[Start of Input material]
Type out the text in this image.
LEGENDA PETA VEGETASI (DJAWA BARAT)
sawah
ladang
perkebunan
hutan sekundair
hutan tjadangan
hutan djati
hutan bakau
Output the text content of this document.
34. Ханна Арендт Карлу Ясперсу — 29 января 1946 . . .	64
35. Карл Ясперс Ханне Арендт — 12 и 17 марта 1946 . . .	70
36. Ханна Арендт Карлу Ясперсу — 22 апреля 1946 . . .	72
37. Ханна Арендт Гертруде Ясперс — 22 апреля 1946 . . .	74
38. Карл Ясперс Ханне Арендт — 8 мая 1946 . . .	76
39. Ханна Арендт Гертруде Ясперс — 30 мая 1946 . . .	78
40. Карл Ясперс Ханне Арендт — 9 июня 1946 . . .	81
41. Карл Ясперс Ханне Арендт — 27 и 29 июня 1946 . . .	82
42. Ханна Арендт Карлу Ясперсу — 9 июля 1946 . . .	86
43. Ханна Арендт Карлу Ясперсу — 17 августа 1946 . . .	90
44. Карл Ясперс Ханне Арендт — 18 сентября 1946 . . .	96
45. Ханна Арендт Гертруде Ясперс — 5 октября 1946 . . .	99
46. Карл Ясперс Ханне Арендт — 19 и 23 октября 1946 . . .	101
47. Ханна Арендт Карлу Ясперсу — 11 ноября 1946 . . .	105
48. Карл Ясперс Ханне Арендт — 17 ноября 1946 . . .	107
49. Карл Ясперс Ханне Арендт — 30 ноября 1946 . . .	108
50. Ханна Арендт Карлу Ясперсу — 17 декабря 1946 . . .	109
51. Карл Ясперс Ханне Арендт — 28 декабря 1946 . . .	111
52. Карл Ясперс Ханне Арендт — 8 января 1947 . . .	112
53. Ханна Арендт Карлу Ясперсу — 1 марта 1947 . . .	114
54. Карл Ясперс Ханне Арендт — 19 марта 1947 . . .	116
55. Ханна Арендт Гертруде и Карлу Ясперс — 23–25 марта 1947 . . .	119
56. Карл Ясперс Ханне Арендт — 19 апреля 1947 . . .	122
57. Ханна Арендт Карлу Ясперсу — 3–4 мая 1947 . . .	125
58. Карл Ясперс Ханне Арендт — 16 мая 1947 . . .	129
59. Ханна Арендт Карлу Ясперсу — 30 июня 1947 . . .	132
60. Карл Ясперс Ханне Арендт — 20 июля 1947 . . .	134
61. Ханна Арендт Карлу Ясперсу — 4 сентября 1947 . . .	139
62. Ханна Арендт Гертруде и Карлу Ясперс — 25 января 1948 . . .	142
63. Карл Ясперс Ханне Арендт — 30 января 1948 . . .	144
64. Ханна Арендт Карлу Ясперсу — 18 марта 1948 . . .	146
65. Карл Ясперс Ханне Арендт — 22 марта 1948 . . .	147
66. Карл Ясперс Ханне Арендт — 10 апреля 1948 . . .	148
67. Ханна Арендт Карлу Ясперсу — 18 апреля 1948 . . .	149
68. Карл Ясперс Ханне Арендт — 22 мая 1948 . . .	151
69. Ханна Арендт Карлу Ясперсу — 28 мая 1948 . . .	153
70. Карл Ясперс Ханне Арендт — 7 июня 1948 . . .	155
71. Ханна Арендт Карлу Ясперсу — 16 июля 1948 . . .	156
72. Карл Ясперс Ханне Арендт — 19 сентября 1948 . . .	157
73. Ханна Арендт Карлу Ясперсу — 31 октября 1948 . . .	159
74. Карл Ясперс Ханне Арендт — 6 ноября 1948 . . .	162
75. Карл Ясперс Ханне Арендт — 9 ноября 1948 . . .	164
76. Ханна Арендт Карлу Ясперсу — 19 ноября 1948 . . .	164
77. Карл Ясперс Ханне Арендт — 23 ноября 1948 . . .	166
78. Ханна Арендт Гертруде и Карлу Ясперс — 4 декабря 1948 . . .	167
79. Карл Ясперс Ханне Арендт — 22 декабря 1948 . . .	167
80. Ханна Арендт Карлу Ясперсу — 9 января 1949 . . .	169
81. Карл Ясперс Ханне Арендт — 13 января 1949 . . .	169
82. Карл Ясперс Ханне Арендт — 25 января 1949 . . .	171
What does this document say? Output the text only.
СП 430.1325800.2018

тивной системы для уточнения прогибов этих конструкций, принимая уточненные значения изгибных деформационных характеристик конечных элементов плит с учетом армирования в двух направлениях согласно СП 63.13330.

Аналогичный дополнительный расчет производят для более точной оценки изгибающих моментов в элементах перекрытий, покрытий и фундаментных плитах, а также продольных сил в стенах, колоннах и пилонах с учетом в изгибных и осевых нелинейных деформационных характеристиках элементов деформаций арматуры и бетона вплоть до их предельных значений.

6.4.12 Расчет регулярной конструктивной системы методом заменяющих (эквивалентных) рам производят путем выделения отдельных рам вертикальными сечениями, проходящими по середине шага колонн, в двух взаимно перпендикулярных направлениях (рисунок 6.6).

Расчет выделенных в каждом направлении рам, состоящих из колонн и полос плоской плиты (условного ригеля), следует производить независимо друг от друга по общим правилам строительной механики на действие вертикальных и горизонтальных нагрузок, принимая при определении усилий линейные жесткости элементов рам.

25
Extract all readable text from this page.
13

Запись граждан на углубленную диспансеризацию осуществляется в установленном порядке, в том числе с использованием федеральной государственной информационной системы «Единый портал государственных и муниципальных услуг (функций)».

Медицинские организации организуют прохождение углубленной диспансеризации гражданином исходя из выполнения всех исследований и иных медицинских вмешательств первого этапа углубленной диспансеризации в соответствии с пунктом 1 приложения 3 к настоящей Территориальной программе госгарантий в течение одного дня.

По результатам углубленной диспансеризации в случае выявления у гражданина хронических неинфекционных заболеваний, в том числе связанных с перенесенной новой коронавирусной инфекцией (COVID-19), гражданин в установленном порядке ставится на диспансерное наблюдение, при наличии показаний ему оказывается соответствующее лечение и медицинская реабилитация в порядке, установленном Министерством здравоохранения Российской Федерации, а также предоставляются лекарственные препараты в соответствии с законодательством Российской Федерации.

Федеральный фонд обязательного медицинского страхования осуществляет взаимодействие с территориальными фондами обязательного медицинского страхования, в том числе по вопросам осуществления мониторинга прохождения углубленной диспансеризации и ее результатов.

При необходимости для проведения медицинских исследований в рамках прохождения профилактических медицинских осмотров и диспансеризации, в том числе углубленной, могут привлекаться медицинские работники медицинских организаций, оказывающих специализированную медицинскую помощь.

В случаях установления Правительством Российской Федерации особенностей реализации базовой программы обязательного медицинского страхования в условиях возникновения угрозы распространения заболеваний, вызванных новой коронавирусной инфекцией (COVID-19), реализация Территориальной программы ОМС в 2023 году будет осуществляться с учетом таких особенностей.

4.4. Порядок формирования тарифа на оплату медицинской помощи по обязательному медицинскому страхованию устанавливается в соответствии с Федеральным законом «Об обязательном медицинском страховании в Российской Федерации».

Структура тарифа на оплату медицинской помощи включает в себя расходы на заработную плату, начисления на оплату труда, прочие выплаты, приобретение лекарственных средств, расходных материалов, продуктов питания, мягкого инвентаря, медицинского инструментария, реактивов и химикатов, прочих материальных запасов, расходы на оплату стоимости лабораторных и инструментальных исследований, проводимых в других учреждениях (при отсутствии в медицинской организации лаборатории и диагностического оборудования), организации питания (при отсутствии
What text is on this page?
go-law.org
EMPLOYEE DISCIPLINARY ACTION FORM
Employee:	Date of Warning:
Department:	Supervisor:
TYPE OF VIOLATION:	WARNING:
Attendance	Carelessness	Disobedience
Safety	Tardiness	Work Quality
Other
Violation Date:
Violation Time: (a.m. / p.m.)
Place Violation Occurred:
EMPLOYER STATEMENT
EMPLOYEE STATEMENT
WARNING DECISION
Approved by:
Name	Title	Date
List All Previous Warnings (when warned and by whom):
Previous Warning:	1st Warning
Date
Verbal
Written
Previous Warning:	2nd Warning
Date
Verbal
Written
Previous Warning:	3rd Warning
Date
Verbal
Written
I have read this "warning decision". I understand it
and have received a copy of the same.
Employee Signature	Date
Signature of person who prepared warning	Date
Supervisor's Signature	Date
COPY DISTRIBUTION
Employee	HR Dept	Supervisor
[End of Input material]
**What you need to do:** Scan the material above for the string "Date" and return the lines that hold it.

**Solved problem:**
Employee:	Date of Warning:
Violation Date:
Name	Title	Date
Date
Date
Date
Employee Signature	Date
Signature of person who prepared warning	Date
Supervisor's Signature	Date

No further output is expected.